# Written request
Pull out each line of the data that includes the word "bassa".

(A block of data)
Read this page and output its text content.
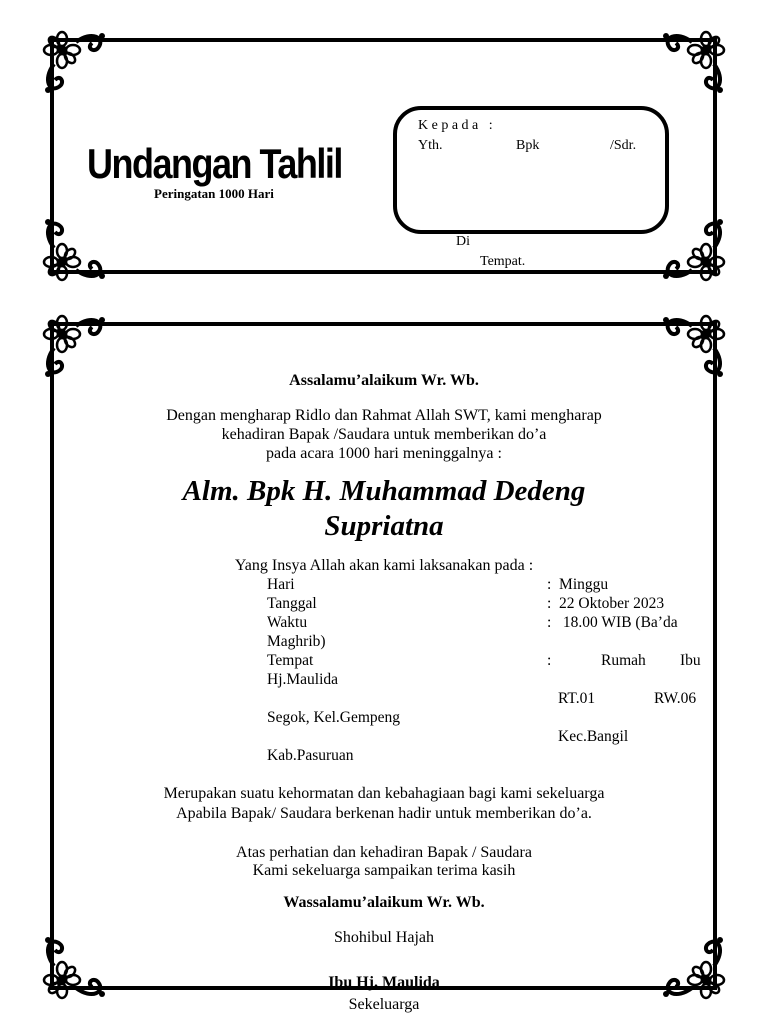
Undangan Tahlil
Peringatan 1000 Hari
K e p a d a   :
Yth.	Bpk	/Sdr.
Di
Tempat.
Assalamu’alaikum Wr. Wb.
Dengan mengharap Ridlo dan Rahmat Allah SWT, kami mengharap
kehadiran Bapak /Saudara untuk memberikan do’a
pada acara 1000 hari meninggalnya :
Alm. Bpk H. Muhammad Dedeng
Supriatna
Yang Insya Allah akan kami laksanakan pada :
Hari	:  Minggu
Tanggal	:  22 Oktober 2023
Waktu	:   18.00 WIB (Ba’da
Maghrib)
Tempat	:	Rumah Ibu
Hj.Maulida
RT.01	RW.06
Segok, Kel.Gempeng
Kec.Bangil
Kab.Pasuruan
Merupakan suatu kehormatan dan kebahagiaan bagi kami sekeluarga
Apabila Bapak/ Saudara berkenan hadir untuk memberikan do’a.
Atas perhatian dan kehadiran Bapak / Saudara
Kami sekeluarga sampaikan terima kasih
Wassalamu’alaikum Wr. Wb.
Shohibul Hajah
Ibu Hj. Maulida
Sekeluarga
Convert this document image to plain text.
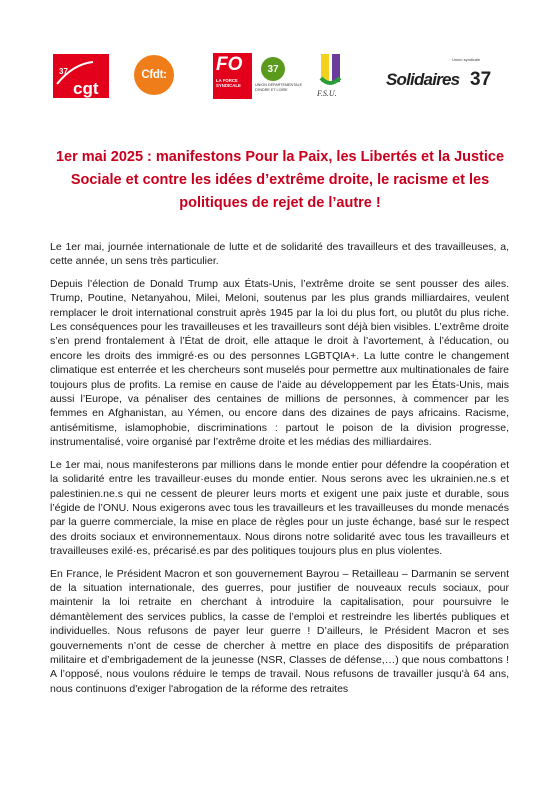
37
cgt
Cfdt:	FO
LA FORCE SYNDICALE
37
UNION DÉPARTEMENTALE D'INDRE ET LOIRE	F.S.U.
Union syndicale
Solidaires 37
1er mai 2025 : manifestons Pour la Paix, les Libertés et la Justice Sociale et contre les idées d’extrême droite, le racisme et les politiques de rejet de l’autre !

Le 1er mai, journée internationale de lutte et de solidarité des travailleurs et des travailleuses, a, cette année, un sens très particulier.

Depuis l’élection de Donald Trump aux États-Unis, l’extrême droite se sent pousser des ailes. Trump, Poutine, Netanyahou, Milei, Meloni, soutenus par les plus grands milliardaires, veulent remplacer le droit international construit après 1945 par la loi du plus fort, ou plutôt du plus riche. Les conséquences pour les travailleuses et les travailleurs sont déjà bien visibles. L’extrême droite s’en prend frontalement à l’État de droit, elle attaque le droit à l’avortement, à l’éducation, ou encore les droits des immigré·es ou des personnes LGBTQIA+. La lutte contre le changement climatique est enterrée et les chercheurs sont muselés pour permettre aux multinationales de faire toujours plus de profits. La remise en cause de l’aide au développement par les États-Unis, mais aussi l’Europe, va pénaliser des centaines de millions de personnes, à commencer par les femmes en Afghanistan, au Yémen, ou encore dans des dizaines de pays africains. Racisme, antisémitisme, islamophobie, discriminations : partout le poison de la division progresse, instrumentalisé, voire organisé par l’extrême droite et les médias des milliardaires.

Le 1er mai, nous manifesterons par millions dans le monde entier pour défendre la coopération et la solidarité entre les travailleur·euses du monde entier. Nous serons avec les ukrainien.ne.s et palestinien.ne.s qui ne cessent de pleurer leurs morts et exigent une paix juste et durable, sous l’égide de l’ONU. Nous exigerons avec tous les travailleurs et les travailleuses du monde menacés par la guerre commerciale, la mise en place de règles pour un juste échange, basé sur le respect des droits sociaux et environnementaux. Nous dirons notre solidarité avec tous les travailleurs et travailleuses exilé·es, précarisé.es par des politiques toujours plus en plus violentes.

En France, le Président Macron et son gouvernement Bayrou – Retailleau – Darmanin se servent de la situation internationale, des guerres, pour justifier de nouveaux reculs sociaux, pour maintenir la loi retraite en cherchant à introduire la capitalisation, pour poursuivre le démantèlement des services publics, la casse de l’emploi et restreindre les libertés publiques et individuelles. Nous refusons de payer leur guerre ! D’ailleurs, le Président Macron et ses gouvernements n’ont de cesse de chercher à mettre en place des dispositifs de préparation militaire et d’embrigadement de la jeunesse (NSR, Classes de défense,…) que nous combattons ! A l’opposé, nous voulons réduire le temps de travail. Nous refusons de travailler jusqu'à 64 ans, nous continuons d'exiger l'abrogation de la réforme des retraites
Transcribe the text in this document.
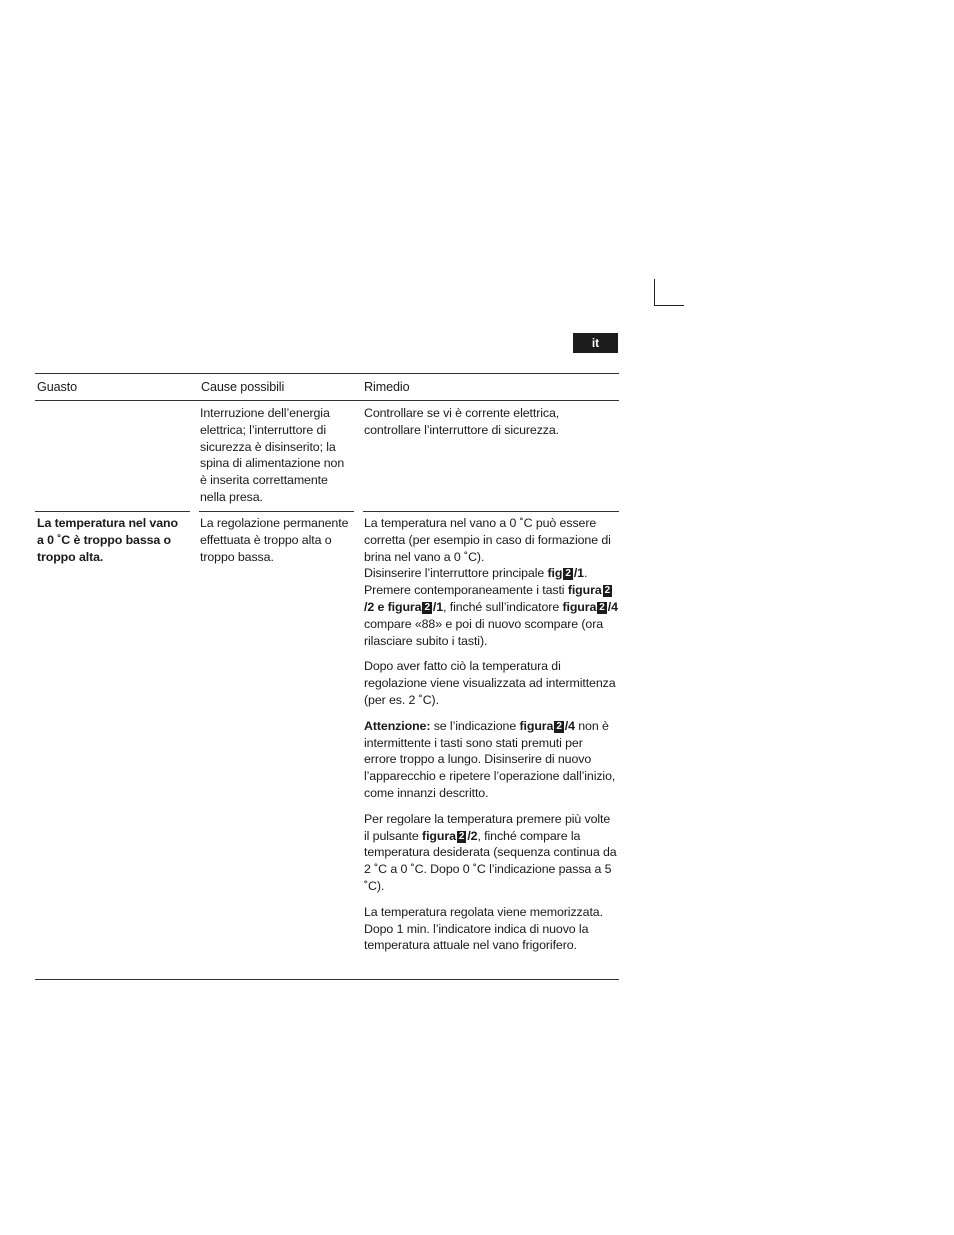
it
Guasto	Cause possibili	Rimedio
Interruzione dell’energia elettrica; l’interruttore di sicurezza è disinserito; la spina di alimentazione non è inserita correttamente nella presa.
Controllare se vi è corrente elettrica, controllare l’interruttore di sicurezza.
La temperatura nel vano a 0 ˚C è troppo bassa o troppo alta.
La regolazione permanente effettuata è troppo alta o troppo bassa.

La temperatura nel vano a 0 ˚C può essere corretta (per esempio in caso di formazione di brina nel vano a 0 ˚C).
Disinserire l’interruttore principale fig 2 /1.
Premere contemporaneamente i tasti figura 2/2 e figura 2 /1, finché sull’indicatore figura 2 /4 compare «88» e poi di nuovo scompare (ora rilasciare subito i tasti).

Dopo aver fatto ciò la temperatura di regolazione viene visualizzata ad intermittenza (per es. 2 ˚C).

Attenzione: se l’indicazione figura 2 /4 non è intermittente i tasti sono stati premuti per errore troppo a lungo. Disinserire di nuovo l’apparecchio e ripetere l’operazione dall’inizio, come innanzi descritto.

Per regolare la temperatura premere più volte il pulsante figura 2 /2, finché compare la temperatura desiderata (sequenza continua da 2 ˚C a 0 ˚C. Dopo 0 ˚C l’indicazione passa a 5 ˚C).

La temperatura regolata viene memorizzata. Dopo 1 min. l’indicatore indica di nuovo la temperatura attuale nel vano frigorifero.
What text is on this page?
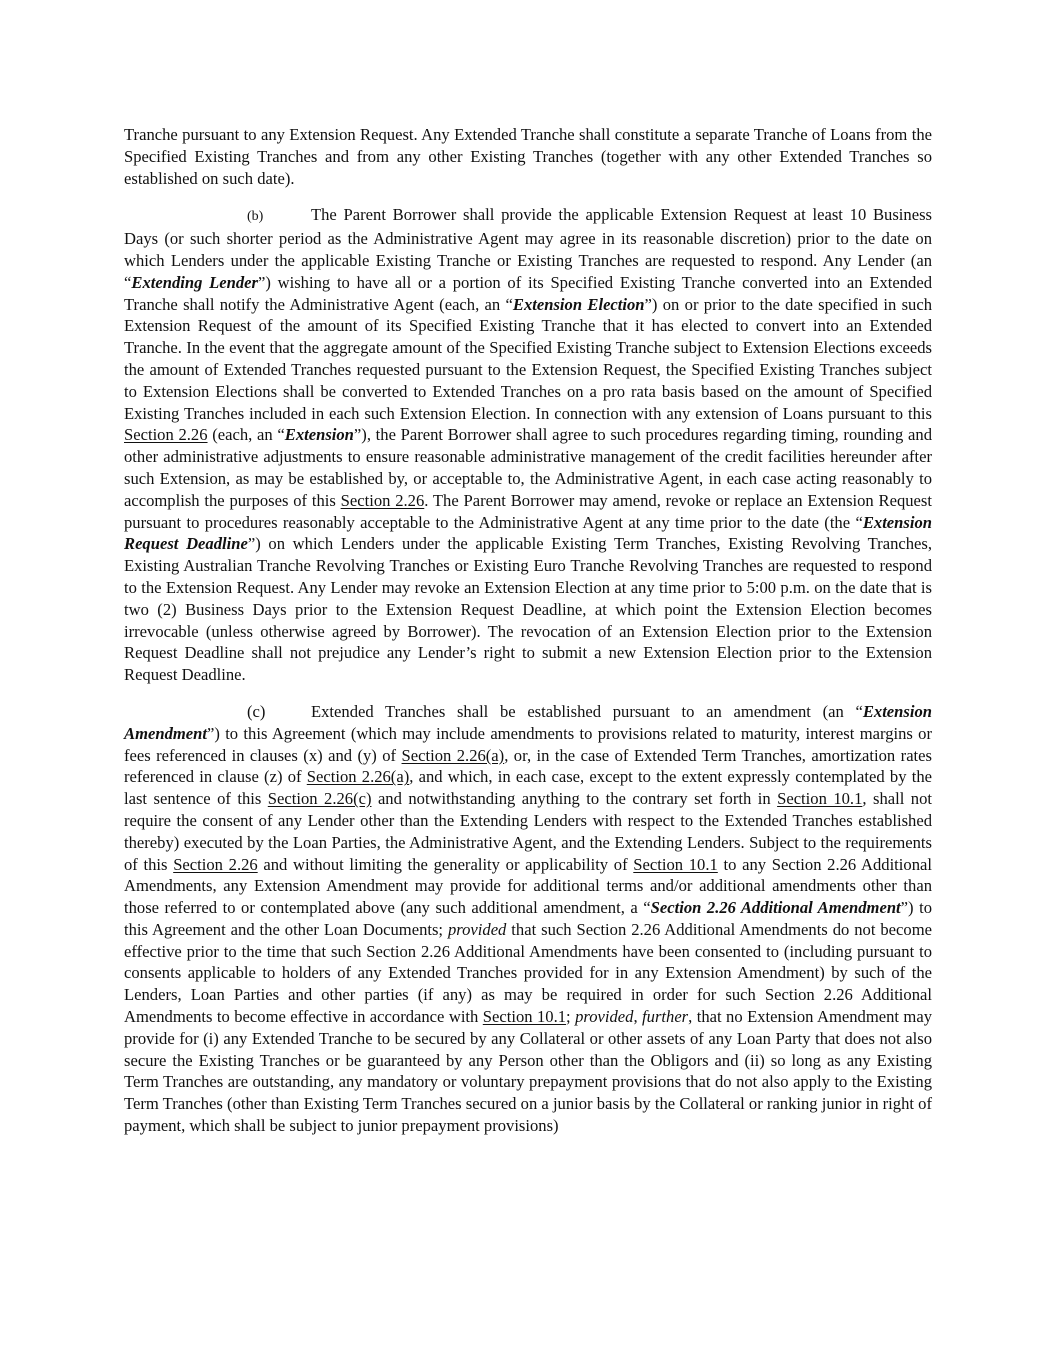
Tranche pursuant to any Extension Request. Any Extended Tranche shall constitute a separate Tranche of Loans from the Specified Existing Tranches and from any other Existing Tranches (together with any other Extended Tranches so established on such date).

(b)	The Parent Borrower shall provide the applicable Extension Request at least 10 Business Days (or such shorter period as the Administrative Agent may agree in its reasonable discretion) prior to the date on which Lenders under the applicable Existing Tranche or Existing Tranches are requested to respond. Any Lender (an “Extending Lender”) wishing to have all or a portion of its Specified Existing Tranche converted into an Extended Tranche shall notify the Administrative Agent (each, an “Extension Election”) on or prior to the date specified in such Extension Request of the amount of its Specified Existing Tranche that it has elected to convert into an Extended Tranche. In the event that the aggregate amount of the Specified Existing Tranche subject to Extension Elections exceeds the amount of Extended Tranches requested pursuant to the Extension Request, the Specified Existing Tranches subject to Extension Elections shall be converted to Extended Tranches on a pro rata basis based on the amount of Specified Existing Tranches included in each such Extension Election. In connection with any extension of Loans pursuant to this Section 2.26 (each, an “Extension”), the Parent Borrower shall agree to such procedures regarding timing, rounding and other administrative adjustments to ensure reasonable administrative management of the credit facilities hereunder after such Extension, as may be established by, or acceptable to, the Administrative Agent, in each case acting reasonably to accomplish the purposes of this Section 2.26. The Parent Borrower may amend, revoke or replace an Extension Request pursuant to procedures reasonably acceptable to the Administrative Agent at any time prior to the date (the “Extension Request Deadline”) on which Lenders under the applicable Existing Term Tranches, Existing Revolving Tranches, Existing Australian Tranche Revolving Tranches or Existing Euro Tranche Revolving Tranches are requested to respond to the Extension Request. Any Lender may revoke an Extension Election at any time prior to 5:00 p.m. on the date that is two (2) Business Days prior to the Extension Request Deadline, at which point the Extension Election becomes irrevocable (unless otherwise agreed by Borrower). The revocation of an Extension Election prior to the Extension Request Deadline shall not prejudice any Lender’s right to submit a new Extension Election prior to the Extension Request Deadline.

(c)	Extended Tranches shall be established pursuant to an amendment (an “Extension Amendment”) to this Agreement (which may include amendments to provisions related to maturity, interest margins or fees referenced in clauses (x) and (y) of Section 2.26(a), or, in the case of Extended Term Tranches, amortization rates referenced in clause (z) of Section 2.26(a), and which, in each case, except to the extent expressly contemplated by the last sentence of this Section 2.26(c) and notwithstanding anything to the contrary set forth in Section 10.1, shall not require the consent of any Lender other than the Extending Lenders with respect to the Extended Tranches established thereby) executed by the Loan Parties, the Administrative Agent, and the Extending Lenders. Subject to the requirements of this Section 2.26 and without limiting the generality or applicability of Section 10.1 to any Section 2.26 Additional Amendments, any Extension Amendment may provide for additional terms and/or additional amendments other than those referred to or contemplated above (any such additional amendment, a “Section 2.26 Additional Amendment”) to this Agreement and the other Loan Documents; provided that such Section 2.26 Additional Amendments do not become effective prior to the time that such Section 2.26 Additional Amendments have been consented to (including pursuant to consents applicable to holders of any Extended Tranches provided for in any Extension Amendment) by such of the Lenders, Loan Parties and other parties (if any) as may be required in order for such Section 2.26 Additional Amendments to become effective in accordance with Section 10.1; provided, further, that no Extension Amendment may provide for (i) any Extended Tranche to be secured by any Collateral or other assets of any Loan Party that does not also secure the Existing Tranches or be guaranteed by any Person other than the Obligors and (ii) so long as any Existing Term Tranches are outstanding, any mandatory or voluntary prepayment provisions that do not also apply to the Existing Term Tranches (other than Existing Term Tranches secured on a junior basis by the Collateral or ranking junior in right of payment, which shall be subject to junior prepayment provisions)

# Full response
La temperatura nel vano a 0 ˚C è troppo bassa o troppo alta.
La regolazione permanente effettuata è troppo alta o troppo bassa.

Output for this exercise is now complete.